### INSTRUCTIONS TO FOLLOW
Extract, word for word, each line from the line holding "Give me the" through the end of the records. Omit every picture.

[Stored data]
....................

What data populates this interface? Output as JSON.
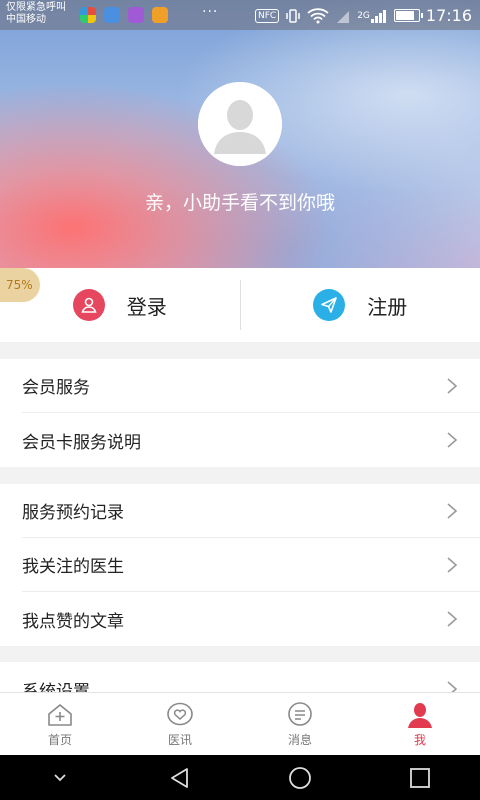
{
  "status_bar": {
    "carrier_line1": "仅限紧急呼叫",
    "carrier_line2": "中国移动",
    "more": "···",
    "nfc": "NFC",
    "network": "2G",
    "time": "17:16",
    "battery_level": 0.85
  },
  "profile": {
    "prompt": "亲，小助手看不到你哦"
  },
  "auth": {
    "login_label": "登录",
    "register_label": "注册",
    "login_color": "#e6475e",
    "register_color": "#2ab0e6"
  },
  "badge": {
    "text": "75%"
  },
  "groups": [
    {
      "items": [
        "会员服务",
        "会员卡服务说明"
      ]
    },
    {
      "items": [
        "服务预约记录",
        "我关注的医生",
        "我点赞的文章"
      ]
    },
    {
      "items": [
        "系统设置"
      ]
    }
  ],
  "tabs": [
    {
      "label": "首页",
      "icon": "home-plus-icon"
    },
    {
      "label": "医讯",
      "icon": "heart-bubble-icon"
    },
    {
      "label": "消息",
      "icon": "message-icon"
    },
    {
      "label": "我",
      "icon": "person-icon",
      "active": true
    }
  ],
  "colors": {
    "accent": "#e23b4f",
    "background": "#f2f2f2"
  }
}
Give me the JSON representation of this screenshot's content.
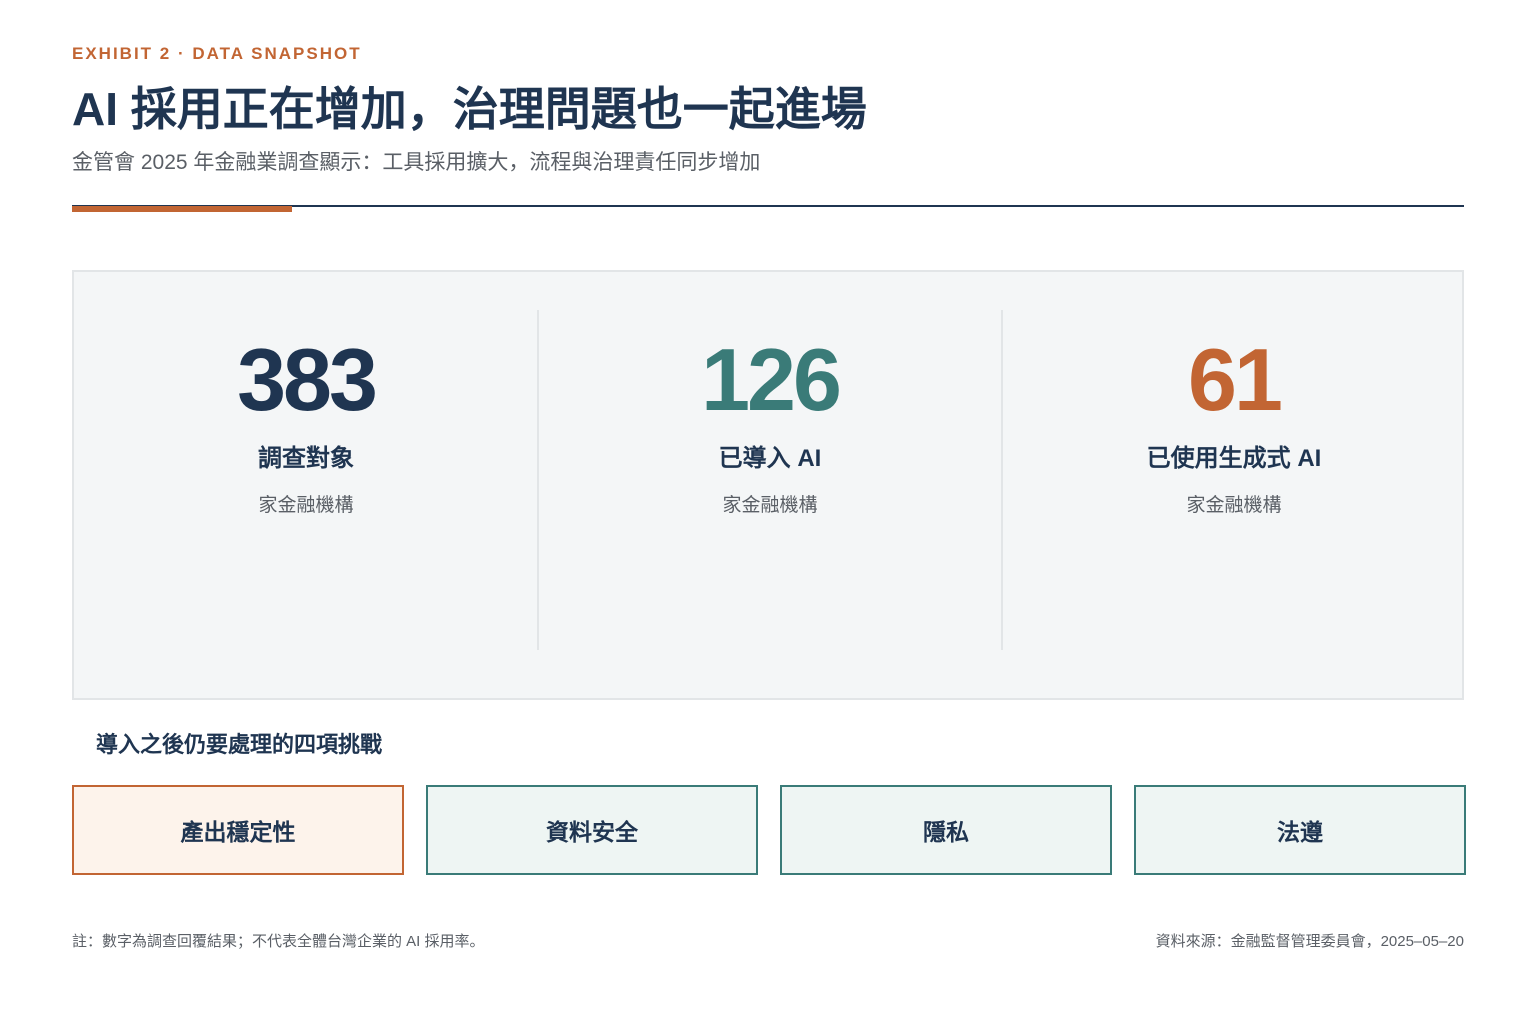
{
  "header": {
    "eyebrow": "EXHIBIT 2 · DATA SNAPSHOT",
    "title": "AI 採用正在增加，治理問題也一起進場",
    "subtitle": "金管會 2025 年金融業調查顯示：工具採用擴大，流程與治理責任同步增加"
  },
  "colors": {
    "navy": "#1f3551",
    "teal": "#3a7b78",
    "orange": "#c26533",
    "panel": "#f4f6f7"
  },
  "stats": [
    {
      "number": "383",
      "label": "調查對象",
      "unit": "家金融機構",
      "color": "#1f3551"
    },
    {
      "number": "126",
      "label": "已導入 AI",
      "unit": "家金融機構",
      "color": "#3a7b78"
    },
    {
      "number": "61",
      "label": "已使用生成式 AI",
      "unit": "家金融機構",
      "color": "#c26533"
    }
  ],
  "challenges": {
    "heading": "導入之後仍要處理的四項挑戰",
    "items": [
      "產出穩定性",
      "資料安全",
      "隱私",
      "法遵"
    ]
  },
  "footer": {
    "note": "註：數字為調查回覆結果；不代表全體台灣企業的 AI 採用率。",
    "source": "資料來源：金融監督管理委員會，2025–05–20"
  }
}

....................

### FINAL RESULT
Give me the JSON representation of this screenshot's content.
{
  "header": {
    "eyebrow": "EXHIBIT 2 · DATA SNAPSHOT",
    "title": "AI 採用正在增加，治理問題也一起進場",
    "subtitle": "金管會 2025 年金融業調查顯示：工具採用擴大，流程與治理責任同步增加"
  },
  "colors": {
    "navy": "#1f3551",
    "teal": "#3a7b78",
    "orange": "#c26533",
    "panel": "#f4f6f7"
  },
  "stats": [
    {
      "number": "383",
      "label": "調查對象",
      "unit": "家金融機構",
      "color": "#1f3551"
    },
    {
      "number": "126",
      "label": "已導入 AI",
      "unit": "家金融機構",
      "color": "#3a7b78"
    },
    {
      "number": "61",
      "label": "已使用生成式 AI",
      "unit": "家金融機構",
      "color": "#c26533"
    }
  ],
  "challenges": {
    "heading": "導入之後仍要處理的四項挑戰",
    "items": [
      "產出穩定性",
      "資料安全",
      "隱私",
      "法遵"
    ]
  },
  "footer": {
    "note": "註：數字為調查回覆結果；不代表全體台灣企業的 AI 採用率。",
    "source": "資料來源：金融監督管理委員會，2025–05–20"
  }
}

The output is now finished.